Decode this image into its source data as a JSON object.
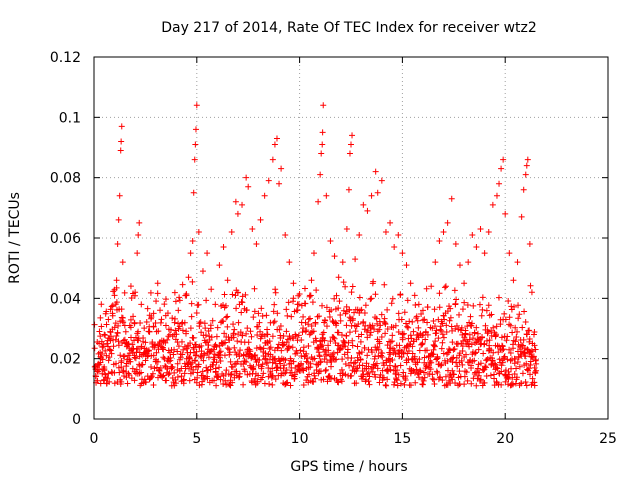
{
  "chart_data": {
    "type": "scatter",
    "title": "Day 217 of 2014, Rate Of TEC Index for receiver wtz2",
    "xlabel": "GPS time / hours",
    "ylabel": "ROTI / TECUs",
    "xlim": [
      0,
      25
    ],
    "ylim": [
      0,
      0.12
    ],
    "x_ticks": [
      0,
      5,
      10,
      15,
      20,
      25
    ],
    "y_ticks": [
      0,
      0.02,
      0.04,
      0.06,
      0.08,
      0.1,
      0.12
    ],
    "x_tick_labels": [
      "0",
      "5",
      "10",
      "15",
      "20",
      "25"
    ],
    "y_tick_labels": [
      "0",
      "0.02",
      "0.04",
      "0.06",
      "0.08",
      "0.1",
      "0.12"
    ],
    "grid": true,
    "marker": "+",
    "color": "#ff0000",
    "series": [
      {
        "name": "ROTI",
        "points": [
          [
            0.1,
            0.012
          ],
          [
            0.2,
            0.018
          ],
          [
            0.3,
            0.022
          ],
          [
            0.4,
            0.015
          ],
          [
            0.5,
            0.028
          ],
          [
            0.6,
            0.021
          ],
          [
            0.7,
            0.033
          ],
          [
            0.8,
            0.026
          ],
          [
            0.9,
            0.035
          ],
          [
            1.0,
            0.041
          ],
          [
            1.1,
            0.046
          ],
          [
            1.15,
            0.058
          ],
          [
            1.2,
            0.066
          ],
          [
            1.25,
            0.074
          ],
          [
            1.3,
            0.089
          ],
          [
            1.32,
            0.092
          ],
          [
            1.35,
            0.097
          ],
          [
            1.4,
            0.052
          ],
          [
            1.5,
            0.031
          ],
          [
            1.6,
            0.024
          ],
          [
            1.7,
            0.019
          ],
          [
            1.8,
            0.027
          ],
          [
            1.9,
            0.034
          ],
          [
            2.0,
            0.042
          ],
          [
            2.1,
            0.055
          ],
          [
            2.15,
            0.061
          ],
          [
            2.2,
            0.065
          ],
          [
            2.3,
            0.038
          ],
          [
            2.5,
            0.022
          ],
          [
            2.7,
            0.029
          ],
          [
            2.9,
            0.035
          ],
          [
            3.1,
            0.045
          ],
          [
            3.3,
            0.026
          ],
          [
            3.5,
            0.031
          ],
          [
            3.7,
            0.022
          ],
          [
            3.9,
            0.028
          ],
          [
            4.1,
            0.036
          ],
          [
            4.3,
            0.032
          ],
          [
            4.5,
            0.041
          ],
          [
            4.6,
            0.047
          ],
          [
            4.7,
            0.055
          ],
          [
            4.8,
            0.059
          ],
          [
            4.85,
            0.075
          ],
          [
            4.9,
            0.086
          ],
          [
            4.93,
            0.091
          ],
          [
            4.96,
            0.096
          ],
          [
            5.0,
            0.104
          ],
          [
            5.1,
            0.062
          ],
          [
            5.3,
            0.049
          ],
          [
            5.5,
            0.055
          ],
          [
            5.7,
            0.043
          ],
          [
            5.9,
            0.038
          ],
          [
            6.1,
            0.051
          ],
          [
            6.3,
            0.057
          ],
          [
            6.5,
            0.046
          ],
          [
            6.7,
            0.062
          ],
          [
            6.9,
            0.072
          ],
          [
            7.0,
            0.068
          ],
          [
            7.2,
            0.071
          ],
          [
            7.4,
            0.08
          ],
          [
            7.5,
            0.077
          ],
          [
            7.7,
            0.063
          ],
          [
            7.9,
            0.058
          ],
          [
            8.1,
            0.066
          ],
          [
            8.3,
            0.074
          ],
          [
            8.5,
            0.079
          ],
          [
            8.7,
            0.086
          ],
          [
            8.8,
            0.091
          ],
          [
            8.9,
            0.093
          ],
          [
            9.0,
            0.078
          ],
          [
            9.1,
            0.083
          ],
          [
            9.3,
            0.061
          ],
          [
            9.5,
            0.052
          ],
          [
            9.7,
            0.045
          ],
          [
            9.9,
            0.038
          ],
          [
            10.1,
            0.032
          ],
          [
            10.3,
            0.029
          ],
          [
            10.5,
            0.041
          ],
          [
            10.7,
            0.055
          ],
          [
            10.9,
            0.072
          ],
          [
            11.0,
            0.081
          ],
          [
            11.05,
            0.088
          ],
          [
            11.1,
            0.091
          ],
          [
            11.12,
            0.095
          ],
          [
            11.15,
            0.104
          ],
          [
            11.3,
            0.074
          ],
          [
            11.5,
            0.059
          ],
          [
            11.7,
            0.054
          ],
          [
            11.9,
            0.047
          ],
          [
            12.1,
            0.052
          ],
          [
            12.3,
            0.063
          ],
          [
            12.4,
            0.076
          ],
          [
            12.45,
            0.088
          ],
          [
            12.5,
            0.091
          ],
          [
            12.55,
            0.094
          ],
          [
            12.7,
            0.053
          ],
          [
            12.9,
            0.061
          ],
          [
            13.1,
            0.071
          ],
          [
            13.3,
            0.069
          ],
          [
            13.5,
            0.074
          ],
          [
            13.7,
            0.082
          ],
          [
            13.8,
            0.075
          ],
          [
            14.0,
            0.079
          ],
          [
            14.2,
            0.062
          ],
          [
            14.4,
            0.065
          ],
          [
            14.6,
            0.057
          ],
          [
            14.8,
            0.061
          ],
          [
            15.0,
            0.055
          ],
          [
            15.2,
            0.051
          ],
          [
            15.4,
            0.045
          ],
          [
            15.6,
            0.041
          ],
          [
            15.8,
            0.038
          ],
          [
            16.0,
            0.036
          ],
          [
            16.2,
            0.032
          ],
          [
            16.4,
            0.044
          ],
          [
            16.6,
            0.052
          ],
          [
            16.8,
            0.059
          ],
          [
            17.0,
            0.062
          ],
          [
            17.2,
            0.065
          ],
          [
            17.4,
            0.073
          ],
          [
            17.6,
            0.058
          ],
          [
            17.8,
            0.051
          ],
          [
            18.0,
            0.045
          ],
          [
            18.2,
            0.052
          ],
          [
            18.4,
            0.061
          ],
          [
            18.6,
            0.057
          ],
          [
            18.8,
            0.063
          ],
          [
            19.0,
            0.055
          ],
          [
            19.2,
            0.062
          ],
          [
            19.4,
            0.071
          ],
          [
            19.6,
            0.074
          ],
          [
            19.7,
            0.078
          ],
          [
            19.8,
            0.083
          ],
          [
            19.9,
            0.086
          ],
          [
            20.0,
            0.068
          ],
          [
            20.2,
            0.055
          ],
          [
            20.4,
            0.046
          ],
          [
            20.6,
            0.052
          ],
          [
            20.8,
            0.067
          ],
          [
            20.9,
            0.076
          ],
          [
            21.0,
            0.081
          ],
          [
            21.05,
            0.084
          ],
          [
            21.1,
            0.086
          ],
          [
            21.2,
            0.058
          ],
          [
            21.3,
            0.042
          ],
          [
            21.4,
            0.028
          ],
          [
            21.5,
            0.016
          ]
        ]
      }
    ],
    "envelope": {
      "note": "dense low-level ROTI background sampled every 0.05 h",
      "x_start": 0.05,
      "x_step": 0.05,
      "count": 430,
      "base": 0.011,
      "spread": 0.024
    }
  }
}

####

- **Exercise task**: Show every line in the entries where the string "ROTI" occurs.

- **Problem solution**:
    "ylabel": "ROTI / TECUs",
        "name": "ROTI",
      "note": "dense low-level ROTI background sampled every 0.05 h",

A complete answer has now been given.